Objective -
In the data, extract each line that holds the string "themis".

[start Data excerpts]

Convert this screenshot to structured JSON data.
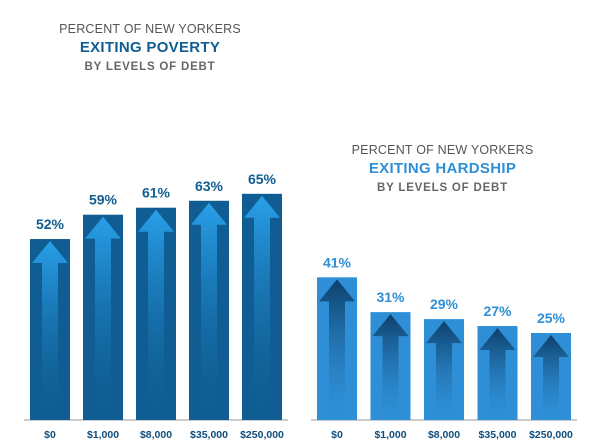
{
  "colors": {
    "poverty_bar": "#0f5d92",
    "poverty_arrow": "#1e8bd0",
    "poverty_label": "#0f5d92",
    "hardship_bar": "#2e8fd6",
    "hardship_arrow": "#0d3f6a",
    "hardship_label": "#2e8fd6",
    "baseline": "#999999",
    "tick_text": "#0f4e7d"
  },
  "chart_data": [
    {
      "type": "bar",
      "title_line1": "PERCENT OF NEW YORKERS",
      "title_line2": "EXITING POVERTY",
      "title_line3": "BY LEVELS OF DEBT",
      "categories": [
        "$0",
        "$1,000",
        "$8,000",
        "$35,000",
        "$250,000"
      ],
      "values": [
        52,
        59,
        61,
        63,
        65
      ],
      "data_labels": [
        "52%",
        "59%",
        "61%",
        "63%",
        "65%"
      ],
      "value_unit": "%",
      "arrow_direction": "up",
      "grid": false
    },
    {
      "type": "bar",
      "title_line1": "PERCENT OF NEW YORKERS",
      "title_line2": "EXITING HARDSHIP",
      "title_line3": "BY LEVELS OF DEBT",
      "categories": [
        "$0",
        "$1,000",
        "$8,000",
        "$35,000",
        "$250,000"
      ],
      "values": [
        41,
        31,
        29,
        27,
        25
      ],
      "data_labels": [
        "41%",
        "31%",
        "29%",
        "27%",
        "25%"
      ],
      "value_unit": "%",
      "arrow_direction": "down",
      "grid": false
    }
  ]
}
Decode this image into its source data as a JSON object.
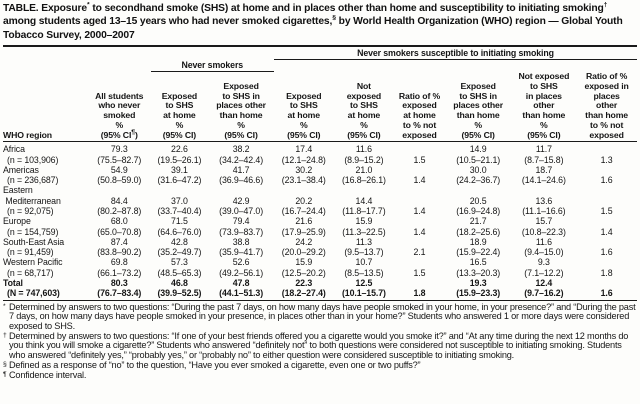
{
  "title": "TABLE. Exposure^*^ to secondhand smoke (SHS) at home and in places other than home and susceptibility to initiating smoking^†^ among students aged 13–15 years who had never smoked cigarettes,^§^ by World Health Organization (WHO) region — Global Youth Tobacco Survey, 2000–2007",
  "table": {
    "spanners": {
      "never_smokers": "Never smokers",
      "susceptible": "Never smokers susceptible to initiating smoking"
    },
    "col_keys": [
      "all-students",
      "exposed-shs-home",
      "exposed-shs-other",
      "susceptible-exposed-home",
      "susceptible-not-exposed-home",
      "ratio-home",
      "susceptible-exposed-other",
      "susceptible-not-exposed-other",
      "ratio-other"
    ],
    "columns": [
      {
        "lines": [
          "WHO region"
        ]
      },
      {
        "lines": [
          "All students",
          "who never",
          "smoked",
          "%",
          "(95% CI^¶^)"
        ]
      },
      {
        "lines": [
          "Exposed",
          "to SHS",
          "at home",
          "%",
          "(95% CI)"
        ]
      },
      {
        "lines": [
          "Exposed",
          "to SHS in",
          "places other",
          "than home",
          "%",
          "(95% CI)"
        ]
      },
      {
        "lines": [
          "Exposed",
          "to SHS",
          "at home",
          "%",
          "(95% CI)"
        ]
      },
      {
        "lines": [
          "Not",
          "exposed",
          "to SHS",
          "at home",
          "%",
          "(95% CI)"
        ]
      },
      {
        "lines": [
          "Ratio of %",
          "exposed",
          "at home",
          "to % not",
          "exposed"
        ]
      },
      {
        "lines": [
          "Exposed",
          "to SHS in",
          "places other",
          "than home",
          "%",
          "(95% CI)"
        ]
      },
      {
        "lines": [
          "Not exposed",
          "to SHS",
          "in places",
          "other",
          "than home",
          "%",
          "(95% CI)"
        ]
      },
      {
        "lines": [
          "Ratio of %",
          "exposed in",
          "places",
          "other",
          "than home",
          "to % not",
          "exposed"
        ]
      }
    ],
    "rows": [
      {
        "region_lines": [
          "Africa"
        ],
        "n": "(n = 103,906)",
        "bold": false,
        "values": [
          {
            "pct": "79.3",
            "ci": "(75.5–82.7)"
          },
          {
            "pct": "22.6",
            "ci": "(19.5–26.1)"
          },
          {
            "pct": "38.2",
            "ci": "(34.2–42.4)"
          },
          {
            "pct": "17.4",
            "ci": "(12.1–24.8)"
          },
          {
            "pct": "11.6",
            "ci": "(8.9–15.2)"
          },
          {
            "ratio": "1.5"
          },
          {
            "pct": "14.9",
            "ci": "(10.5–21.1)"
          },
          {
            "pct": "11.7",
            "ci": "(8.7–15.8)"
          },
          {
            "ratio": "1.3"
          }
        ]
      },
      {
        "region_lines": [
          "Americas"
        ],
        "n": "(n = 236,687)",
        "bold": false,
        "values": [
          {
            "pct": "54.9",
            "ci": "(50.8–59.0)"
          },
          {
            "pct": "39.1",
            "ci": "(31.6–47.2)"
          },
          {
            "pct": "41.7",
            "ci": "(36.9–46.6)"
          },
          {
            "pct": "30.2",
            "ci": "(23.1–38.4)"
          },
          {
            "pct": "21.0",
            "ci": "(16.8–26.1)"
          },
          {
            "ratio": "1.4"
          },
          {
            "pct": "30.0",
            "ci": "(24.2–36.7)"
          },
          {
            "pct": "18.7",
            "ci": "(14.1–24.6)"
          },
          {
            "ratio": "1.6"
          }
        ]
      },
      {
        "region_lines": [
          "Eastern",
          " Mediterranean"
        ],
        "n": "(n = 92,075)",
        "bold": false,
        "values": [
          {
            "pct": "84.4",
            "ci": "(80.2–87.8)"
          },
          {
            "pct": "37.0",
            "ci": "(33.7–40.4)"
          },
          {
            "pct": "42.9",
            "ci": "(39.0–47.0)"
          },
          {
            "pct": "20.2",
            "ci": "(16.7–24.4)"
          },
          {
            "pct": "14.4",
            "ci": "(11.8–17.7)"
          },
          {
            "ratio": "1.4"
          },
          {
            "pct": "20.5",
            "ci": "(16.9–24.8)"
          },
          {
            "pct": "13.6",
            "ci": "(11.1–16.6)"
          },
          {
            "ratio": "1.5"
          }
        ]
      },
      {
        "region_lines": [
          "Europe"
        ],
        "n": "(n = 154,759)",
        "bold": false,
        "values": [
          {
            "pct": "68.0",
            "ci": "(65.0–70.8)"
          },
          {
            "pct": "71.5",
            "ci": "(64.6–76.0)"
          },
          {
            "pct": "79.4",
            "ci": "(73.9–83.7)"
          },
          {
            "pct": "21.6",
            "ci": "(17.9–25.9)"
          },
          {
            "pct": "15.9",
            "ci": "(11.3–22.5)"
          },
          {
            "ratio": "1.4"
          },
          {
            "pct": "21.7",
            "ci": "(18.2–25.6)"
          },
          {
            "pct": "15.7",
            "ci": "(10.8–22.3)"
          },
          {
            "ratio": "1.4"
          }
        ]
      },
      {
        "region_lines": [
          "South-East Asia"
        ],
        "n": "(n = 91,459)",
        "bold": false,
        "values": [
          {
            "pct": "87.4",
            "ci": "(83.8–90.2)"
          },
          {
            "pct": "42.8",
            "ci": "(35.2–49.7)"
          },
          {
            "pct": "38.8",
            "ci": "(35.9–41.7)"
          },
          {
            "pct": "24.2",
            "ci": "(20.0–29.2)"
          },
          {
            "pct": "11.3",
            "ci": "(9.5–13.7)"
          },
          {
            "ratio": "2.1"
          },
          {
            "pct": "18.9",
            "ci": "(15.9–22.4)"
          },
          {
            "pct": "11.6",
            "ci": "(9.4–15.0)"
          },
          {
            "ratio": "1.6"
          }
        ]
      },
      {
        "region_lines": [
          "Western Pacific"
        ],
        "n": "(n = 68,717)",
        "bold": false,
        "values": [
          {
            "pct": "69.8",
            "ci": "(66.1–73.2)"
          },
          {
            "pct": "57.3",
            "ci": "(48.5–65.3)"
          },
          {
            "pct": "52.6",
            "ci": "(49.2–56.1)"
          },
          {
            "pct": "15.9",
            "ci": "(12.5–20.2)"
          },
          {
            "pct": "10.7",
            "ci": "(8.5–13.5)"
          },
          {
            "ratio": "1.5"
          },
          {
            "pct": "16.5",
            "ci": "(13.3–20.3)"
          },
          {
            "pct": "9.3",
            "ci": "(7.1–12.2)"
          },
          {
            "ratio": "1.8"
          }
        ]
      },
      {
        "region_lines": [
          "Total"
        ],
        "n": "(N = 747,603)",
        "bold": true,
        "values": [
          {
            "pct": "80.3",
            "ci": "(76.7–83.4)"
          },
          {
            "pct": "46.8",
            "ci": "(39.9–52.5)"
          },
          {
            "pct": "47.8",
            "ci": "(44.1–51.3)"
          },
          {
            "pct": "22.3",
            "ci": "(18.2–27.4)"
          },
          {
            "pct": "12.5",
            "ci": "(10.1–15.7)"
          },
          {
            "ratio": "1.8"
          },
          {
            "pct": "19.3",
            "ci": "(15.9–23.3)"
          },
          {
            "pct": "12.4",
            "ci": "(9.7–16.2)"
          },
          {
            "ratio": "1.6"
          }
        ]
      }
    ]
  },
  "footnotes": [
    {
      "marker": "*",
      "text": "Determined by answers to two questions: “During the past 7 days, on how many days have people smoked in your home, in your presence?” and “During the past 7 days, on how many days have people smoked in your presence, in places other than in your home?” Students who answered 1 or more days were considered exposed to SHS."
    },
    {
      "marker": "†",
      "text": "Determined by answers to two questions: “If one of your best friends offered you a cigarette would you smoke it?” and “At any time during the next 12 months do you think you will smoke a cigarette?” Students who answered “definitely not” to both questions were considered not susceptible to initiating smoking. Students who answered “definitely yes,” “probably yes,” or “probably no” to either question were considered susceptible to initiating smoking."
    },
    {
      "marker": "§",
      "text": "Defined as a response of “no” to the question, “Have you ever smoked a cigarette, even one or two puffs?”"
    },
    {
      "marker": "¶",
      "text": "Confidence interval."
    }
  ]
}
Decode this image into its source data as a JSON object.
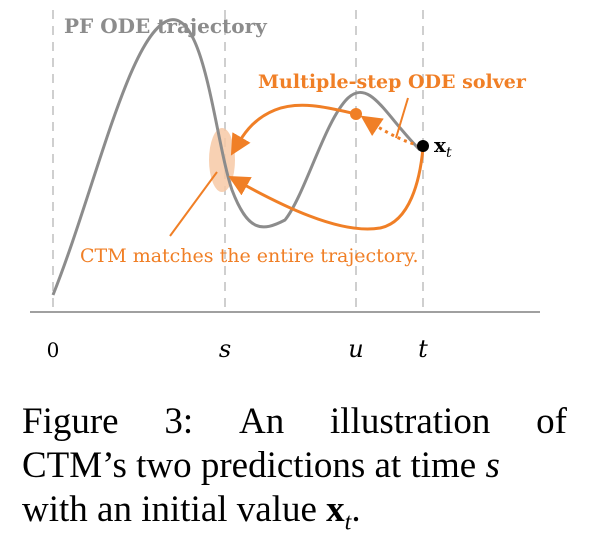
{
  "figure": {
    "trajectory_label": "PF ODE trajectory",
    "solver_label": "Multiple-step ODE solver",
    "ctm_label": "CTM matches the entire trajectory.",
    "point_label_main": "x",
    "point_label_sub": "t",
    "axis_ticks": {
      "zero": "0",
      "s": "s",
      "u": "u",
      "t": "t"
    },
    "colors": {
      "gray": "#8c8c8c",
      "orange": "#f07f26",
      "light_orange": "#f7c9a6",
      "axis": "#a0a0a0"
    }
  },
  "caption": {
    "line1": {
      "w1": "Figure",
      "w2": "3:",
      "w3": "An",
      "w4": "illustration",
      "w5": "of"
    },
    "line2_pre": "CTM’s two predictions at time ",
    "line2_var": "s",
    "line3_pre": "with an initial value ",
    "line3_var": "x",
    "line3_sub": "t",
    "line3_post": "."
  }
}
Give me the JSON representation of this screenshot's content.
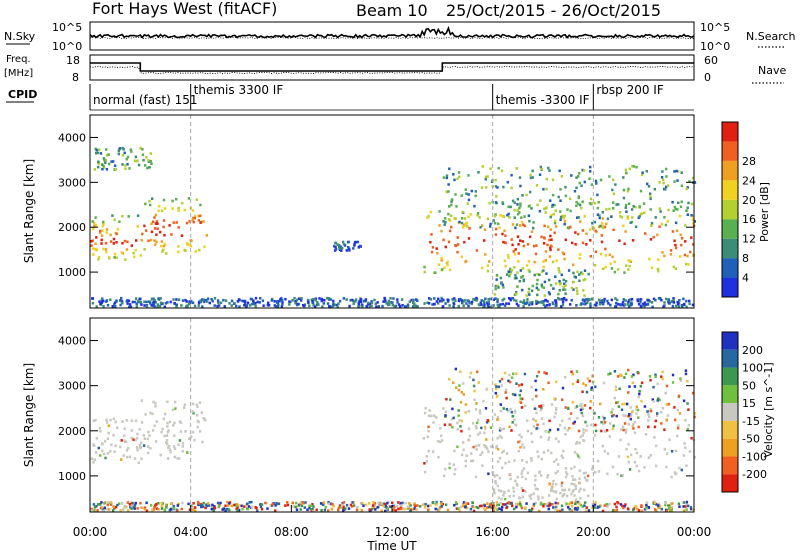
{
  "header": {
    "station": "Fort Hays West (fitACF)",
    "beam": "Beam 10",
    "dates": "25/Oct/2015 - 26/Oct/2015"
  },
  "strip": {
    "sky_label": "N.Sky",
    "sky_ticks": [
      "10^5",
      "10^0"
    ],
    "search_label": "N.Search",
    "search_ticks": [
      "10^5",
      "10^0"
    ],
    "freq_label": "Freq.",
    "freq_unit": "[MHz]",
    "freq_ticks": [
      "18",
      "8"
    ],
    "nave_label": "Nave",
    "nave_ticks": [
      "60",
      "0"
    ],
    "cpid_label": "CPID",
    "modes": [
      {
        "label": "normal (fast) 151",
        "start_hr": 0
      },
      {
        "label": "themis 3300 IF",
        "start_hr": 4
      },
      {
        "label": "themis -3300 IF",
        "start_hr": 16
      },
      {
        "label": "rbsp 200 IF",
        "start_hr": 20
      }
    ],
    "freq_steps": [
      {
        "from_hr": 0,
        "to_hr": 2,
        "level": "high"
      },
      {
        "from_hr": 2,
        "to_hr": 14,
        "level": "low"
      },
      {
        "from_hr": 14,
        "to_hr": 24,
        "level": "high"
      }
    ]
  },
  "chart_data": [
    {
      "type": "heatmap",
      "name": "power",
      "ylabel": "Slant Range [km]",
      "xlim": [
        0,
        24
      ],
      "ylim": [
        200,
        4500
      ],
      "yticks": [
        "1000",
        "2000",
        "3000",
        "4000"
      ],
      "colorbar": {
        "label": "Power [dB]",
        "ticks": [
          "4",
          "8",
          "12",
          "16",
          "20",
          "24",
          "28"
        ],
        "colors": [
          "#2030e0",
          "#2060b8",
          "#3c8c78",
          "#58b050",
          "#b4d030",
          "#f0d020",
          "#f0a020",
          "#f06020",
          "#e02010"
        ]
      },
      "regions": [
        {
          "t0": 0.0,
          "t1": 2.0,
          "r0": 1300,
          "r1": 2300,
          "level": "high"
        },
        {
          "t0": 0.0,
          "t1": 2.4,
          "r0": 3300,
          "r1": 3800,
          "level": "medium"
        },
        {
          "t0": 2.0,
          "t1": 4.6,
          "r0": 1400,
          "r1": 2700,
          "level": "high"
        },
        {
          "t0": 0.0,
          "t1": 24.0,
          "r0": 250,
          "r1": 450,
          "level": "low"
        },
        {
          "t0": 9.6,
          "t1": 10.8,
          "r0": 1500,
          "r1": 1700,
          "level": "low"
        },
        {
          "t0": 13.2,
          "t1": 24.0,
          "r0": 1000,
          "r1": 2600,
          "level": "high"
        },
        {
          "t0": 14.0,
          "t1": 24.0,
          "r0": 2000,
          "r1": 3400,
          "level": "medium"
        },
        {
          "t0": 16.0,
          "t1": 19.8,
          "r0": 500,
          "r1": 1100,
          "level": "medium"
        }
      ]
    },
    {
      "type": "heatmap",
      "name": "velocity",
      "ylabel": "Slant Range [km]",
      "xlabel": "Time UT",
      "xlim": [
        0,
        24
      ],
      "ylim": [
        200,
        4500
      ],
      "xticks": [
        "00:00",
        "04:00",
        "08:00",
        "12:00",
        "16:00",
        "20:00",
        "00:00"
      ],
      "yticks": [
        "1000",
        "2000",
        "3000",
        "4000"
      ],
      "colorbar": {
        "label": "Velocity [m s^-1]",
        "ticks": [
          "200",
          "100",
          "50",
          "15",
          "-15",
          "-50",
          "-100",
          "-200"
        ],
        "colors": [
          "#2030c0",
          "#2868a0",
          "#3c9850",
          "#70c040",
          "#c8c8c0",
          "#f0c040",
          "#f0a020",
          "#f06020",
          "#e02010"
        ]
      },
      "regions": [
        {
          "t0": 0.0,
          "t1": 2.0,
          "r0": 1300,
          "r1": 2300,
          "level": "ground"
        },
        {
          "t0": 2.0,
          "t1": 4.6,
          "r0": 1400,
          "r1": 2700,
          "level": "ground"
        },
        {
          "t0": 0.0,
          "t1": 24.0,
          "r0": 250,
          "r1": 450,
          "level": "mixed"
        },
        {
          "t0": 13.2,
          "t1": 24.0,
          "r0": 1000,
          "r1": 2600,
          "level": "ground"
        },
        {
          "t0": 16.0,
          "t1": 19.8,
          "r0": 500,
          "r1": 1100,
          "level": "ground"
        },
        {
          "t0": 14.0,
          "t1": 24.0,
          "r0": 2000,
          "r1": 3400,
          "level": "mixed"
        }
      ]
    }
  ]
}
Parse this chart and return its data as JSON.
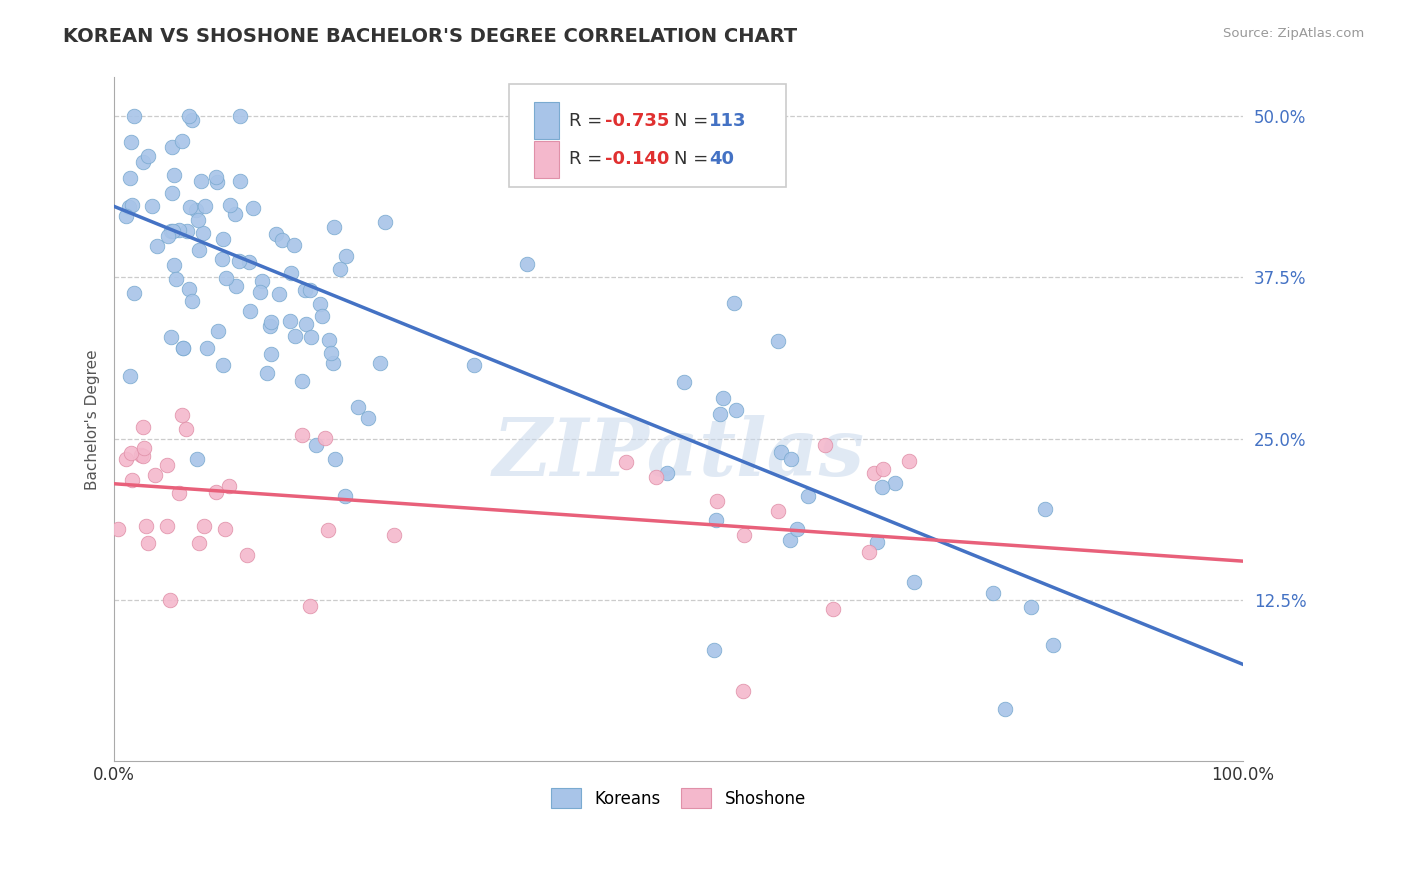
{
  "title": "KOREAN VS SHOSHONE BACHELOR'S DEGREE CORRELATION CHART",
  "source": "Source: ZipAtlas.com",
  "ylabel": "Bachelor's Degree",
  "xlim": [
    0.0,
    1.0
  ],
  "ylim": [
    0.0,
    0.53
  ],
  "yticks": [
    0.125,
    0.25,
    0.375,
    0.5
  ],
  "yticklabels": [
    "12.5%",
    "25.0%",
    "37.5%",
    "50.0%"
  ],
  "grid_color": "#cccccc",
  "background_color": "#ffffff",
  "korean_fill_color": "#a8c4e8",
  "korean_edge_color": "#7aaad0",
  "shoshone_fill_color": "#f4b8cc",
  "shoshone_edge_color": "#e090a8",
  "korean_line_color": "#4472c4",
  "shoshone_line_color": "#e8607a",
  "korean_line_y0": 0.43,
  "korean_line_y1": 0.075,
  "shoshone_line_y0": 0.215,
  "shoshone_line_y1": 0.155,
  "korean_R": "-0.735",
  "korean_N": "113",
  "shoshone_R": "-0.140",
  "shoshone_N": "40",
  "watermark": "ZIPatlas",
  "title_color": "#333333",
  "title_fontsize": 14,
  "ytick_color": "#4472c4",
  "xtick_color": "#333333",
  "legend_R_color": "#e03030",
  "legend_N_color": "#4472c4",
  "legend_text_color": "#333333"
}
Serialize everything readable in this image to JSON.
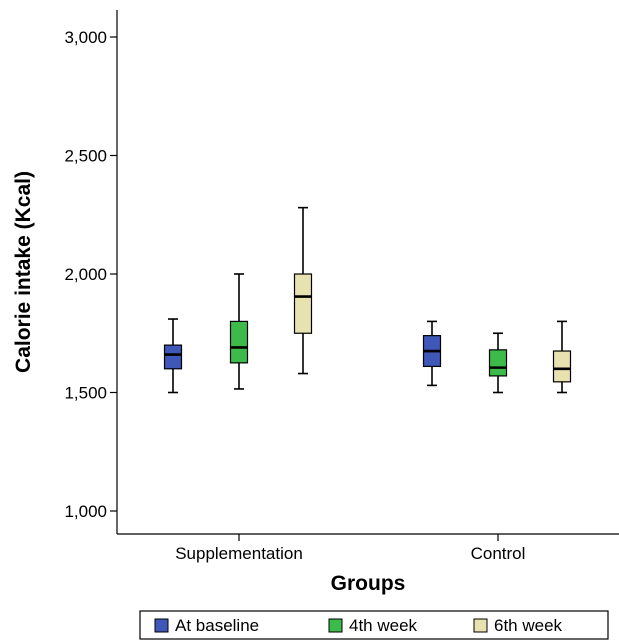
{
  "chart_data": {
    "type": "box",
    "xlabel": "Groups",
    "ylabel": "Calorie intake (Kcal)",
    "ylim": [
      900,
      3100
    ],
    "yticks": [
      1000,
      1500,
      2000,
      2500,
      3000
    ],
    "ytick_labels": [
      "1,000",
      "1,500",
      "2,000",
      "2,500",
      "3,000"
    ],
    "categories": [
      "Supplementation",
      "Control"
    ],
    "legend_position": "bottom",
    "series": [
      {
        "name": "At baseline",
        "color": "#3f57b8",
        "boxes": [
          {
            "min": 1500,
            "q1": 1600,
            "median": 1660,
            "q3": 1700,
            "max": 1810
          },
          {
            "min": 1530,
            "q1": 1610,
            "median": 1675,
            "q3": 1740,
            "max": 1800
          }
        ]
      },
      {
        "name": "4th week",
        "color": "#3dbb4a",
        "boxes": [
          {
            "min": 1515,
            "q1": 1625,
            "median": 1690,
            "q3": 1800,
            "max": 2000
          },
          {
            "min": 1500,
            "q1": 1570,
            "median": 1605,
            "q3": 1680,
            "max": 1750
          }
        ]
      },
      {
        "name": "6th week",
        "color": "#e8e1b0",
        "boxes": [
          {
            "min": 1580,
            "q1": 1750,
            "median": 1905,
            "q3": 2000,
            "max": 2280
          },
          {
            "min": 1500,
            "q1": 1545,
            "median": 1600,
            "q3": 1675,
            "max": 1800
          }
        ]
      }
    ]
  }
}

[end Data excerpts]

Task result -
        "label": "themis 3300 IF",
        "label": "themis -3300 IF",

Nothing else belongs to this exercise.